DATASET ENTRIES –
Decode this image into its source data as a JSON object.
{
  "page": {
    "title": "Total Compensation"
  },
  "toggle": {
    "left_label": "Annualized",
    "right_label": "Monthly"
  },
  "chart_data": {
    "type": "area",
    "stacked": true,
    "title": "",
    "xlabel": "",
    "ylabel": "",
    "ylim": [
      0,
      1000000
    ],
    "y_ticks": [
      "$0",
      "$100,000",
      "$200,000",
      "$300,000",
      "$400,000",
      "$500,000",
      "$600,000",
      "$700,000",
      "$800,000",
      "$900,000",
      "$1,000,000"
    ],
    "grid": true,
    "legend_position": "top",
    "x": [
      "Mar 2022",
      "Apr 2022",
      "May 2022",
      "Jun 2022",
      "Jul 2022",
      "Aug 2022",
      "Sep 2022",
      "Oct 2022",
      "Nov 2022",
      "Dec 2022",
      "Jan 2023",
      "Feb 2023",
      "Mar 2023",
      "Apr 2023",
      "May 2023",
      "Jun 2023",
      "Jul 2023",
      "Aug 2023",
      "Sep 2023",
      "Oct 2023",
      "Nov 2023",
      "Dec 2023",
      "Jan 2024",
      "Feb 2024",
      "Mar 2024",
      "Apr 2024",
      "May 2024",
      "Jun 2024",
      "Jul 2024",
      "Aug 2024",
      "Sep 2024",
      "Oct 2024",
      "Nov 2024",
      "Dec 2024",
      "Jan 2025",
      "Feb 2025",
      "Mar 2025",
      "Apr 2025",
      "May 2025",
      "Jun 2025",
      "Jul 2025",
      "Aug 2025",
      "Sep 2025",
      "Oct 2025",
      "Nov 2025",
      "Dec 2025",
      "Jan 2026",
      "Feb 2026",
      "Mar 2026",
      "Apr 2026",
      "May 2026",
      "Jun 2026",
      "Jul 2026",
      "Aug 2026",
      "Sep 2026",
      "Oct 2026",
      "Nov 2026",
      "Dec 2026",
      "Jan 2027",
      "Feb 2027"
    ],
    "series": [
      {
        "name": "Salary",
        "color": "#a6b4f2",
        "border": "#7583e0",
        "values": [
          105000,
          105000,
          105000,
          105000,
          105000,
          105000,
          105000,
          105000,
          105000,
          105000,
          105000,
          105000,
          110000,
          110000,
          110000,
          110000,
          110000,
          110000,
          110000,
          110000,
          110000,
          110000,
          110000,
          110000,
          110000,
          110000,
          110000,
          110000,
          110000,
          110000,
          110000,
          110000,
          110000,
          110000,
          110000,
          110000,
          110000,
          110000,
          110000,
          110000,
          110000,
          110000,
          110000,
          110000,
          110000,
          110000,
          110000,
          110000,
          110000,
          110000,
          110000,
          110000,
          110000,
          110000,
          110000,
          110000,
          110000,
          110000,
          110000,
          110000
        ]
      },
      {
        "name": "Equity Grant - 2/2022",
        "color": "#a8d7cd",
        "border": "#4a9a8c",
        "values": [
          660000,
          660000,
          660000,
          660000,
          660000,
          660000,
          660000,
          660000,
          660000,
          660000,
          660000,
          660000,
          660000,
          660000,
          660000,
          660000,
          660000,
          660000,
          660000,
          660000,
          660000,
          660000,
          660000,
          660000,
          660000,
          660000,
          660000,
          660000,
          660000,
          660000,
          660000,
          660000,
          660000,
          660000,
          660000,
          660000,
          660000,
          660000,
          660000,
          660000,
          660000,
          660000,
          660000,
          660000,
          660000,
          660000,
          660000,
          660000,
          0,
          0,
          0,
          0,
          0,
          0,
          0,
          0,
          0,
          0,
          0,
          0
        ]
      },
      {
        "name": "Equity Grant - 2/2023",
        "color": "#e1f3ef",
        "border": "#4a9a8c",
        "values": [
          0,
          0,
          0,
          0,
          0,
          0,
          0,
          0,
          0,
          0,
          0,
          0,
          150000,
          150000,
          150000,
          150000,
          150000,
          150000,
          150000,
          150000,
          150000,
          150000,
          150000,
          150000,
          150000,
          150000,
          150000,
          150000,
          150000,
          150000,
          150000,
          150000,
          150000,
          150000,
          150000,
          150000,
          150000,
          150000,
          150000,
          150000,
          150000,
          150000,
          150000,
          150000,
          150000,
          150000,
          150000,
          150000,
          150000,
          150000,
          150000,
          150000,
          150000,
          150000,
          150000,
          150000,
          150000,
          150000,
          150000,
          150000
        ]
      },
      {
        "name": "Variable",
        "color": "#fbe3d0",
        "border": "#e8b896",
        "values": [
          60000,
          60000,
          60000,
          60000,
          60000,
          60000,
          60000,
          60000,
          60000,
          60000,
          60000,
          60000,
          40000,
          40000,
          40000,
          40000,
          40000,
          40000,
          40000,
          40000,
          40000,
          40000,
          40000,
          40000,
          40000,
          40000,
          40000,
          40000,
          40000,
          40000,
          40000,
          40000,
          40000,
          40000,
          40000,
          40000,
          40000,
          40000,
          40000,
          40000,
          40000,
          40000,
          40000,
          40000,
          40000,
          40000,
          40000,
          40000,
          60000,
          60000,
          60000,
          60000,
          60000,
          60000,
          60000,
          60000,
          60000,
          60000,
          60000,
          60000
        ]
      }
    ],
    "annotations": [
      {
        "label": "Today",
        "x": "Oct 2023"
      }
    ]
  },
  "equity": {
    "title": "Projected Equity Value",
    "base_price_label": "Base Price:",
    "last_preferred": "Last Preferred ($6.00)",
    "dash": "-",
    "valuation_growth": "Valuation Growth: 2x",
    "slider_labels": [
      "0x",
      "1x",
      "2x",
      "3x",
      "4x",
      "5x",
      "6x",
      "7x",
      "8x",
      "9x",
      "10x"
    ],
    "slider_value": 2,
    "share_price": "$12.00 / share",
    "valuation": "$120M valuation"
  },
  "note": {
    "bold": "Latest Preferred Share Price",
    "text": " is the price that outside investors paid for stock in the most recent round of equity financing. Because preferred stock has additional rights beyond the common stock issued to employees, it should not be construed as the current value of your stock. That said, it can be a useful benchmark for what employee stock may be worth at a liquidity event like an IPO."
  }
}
--
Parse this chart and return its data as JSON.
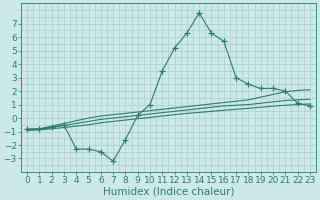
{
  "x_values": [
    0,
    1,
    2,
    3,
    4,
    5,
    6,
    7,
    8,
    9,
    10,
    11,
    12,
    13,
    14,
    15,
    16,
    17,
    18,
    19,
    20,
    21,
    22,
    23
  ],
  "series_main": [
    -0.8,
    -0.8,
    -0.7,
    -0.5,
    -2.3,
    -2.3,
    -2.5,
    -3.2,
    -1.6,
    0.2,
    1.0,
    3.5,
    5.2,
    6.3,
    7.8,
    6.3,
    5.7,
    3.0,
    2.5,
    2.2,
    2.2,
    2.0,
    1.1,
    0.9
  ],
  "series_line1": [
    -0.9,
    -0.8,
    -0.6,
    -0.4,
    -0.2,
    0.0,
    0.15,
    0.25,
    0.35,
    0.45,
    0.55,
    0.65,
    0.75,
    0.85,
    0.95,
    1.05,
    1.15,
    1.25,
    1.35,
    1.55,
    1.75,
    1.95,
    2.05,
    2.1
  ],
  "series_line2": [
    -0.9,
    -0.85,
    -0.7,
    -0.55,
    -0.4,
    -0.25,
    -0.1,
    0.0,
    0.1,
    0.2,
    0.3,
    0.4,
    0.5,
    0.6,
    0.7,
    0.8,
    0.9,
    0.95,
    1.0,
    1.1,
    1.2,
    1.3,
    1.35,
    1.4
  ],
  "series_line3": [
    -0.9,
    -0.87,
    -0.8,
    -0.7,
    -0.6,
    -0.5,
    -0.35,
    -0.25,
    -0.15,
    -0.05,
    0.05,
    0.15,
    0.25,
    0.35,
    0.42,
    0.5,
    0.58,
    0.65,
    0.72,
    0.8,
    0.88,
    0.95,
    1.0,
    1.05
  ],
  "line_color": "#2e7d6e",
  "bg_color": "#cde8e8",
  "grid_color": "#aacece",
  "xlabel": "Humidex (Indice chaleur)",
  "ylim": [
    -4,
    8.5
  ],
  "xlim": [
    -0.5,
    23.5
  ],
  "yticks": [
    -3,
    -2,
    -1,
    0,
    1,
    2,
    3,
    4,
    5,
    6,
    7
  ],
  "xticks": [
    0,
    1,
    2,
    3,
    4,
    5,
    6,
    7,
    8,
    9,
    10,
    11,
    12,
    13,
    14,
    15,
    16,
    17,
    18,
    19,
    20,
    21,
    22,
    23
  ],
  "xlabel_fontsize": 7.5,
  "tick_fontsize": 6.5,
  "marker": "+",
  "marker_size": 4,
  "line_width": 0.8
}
...
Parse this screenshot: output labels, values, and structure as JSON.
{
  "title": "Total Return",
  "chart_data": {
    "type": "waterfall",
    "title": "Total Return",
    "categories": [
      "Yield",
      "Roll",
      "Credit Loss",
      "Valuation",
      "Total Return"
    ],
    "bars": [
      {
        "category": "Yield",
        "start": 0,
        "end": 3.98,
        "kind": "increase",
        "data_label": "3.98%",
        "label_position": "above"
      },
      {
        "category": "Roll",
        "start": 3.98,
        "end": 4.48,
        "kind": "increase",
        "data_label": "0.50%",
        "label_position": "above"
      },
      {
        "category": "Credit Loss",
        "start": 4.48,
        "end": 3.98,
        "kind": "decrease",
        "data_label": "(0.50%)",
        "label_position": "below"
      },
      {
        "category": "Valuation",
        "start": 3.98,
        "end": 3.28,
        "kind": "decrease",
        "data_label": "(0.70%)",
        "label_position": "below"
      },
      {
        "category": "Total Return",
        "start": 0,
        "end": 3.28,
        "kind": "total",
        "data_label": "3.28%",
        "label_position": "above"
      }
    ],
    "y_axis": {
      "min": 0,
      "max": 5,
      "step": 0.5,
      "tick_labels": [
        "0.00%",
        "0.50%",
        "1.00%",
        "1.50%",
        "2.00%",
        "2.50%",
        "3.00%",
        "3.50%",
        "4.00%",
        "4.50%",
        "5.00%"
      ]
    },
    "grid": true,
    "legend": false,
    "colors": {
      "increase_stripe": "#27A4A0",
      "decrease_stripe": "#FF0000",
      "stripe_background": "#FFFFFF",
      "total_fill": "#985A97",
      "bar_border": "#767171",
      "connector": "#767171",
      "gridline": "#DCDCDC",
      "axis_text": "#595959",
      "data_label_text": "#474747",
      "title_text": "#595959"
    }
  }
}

WRITTEN PROBLEM – Look through the data and show every line containing "Parse".

THE SOLUTION –
Parse this chart and return its data as JSON.
Parse this screenshot: output labels, values, and structure as JSON.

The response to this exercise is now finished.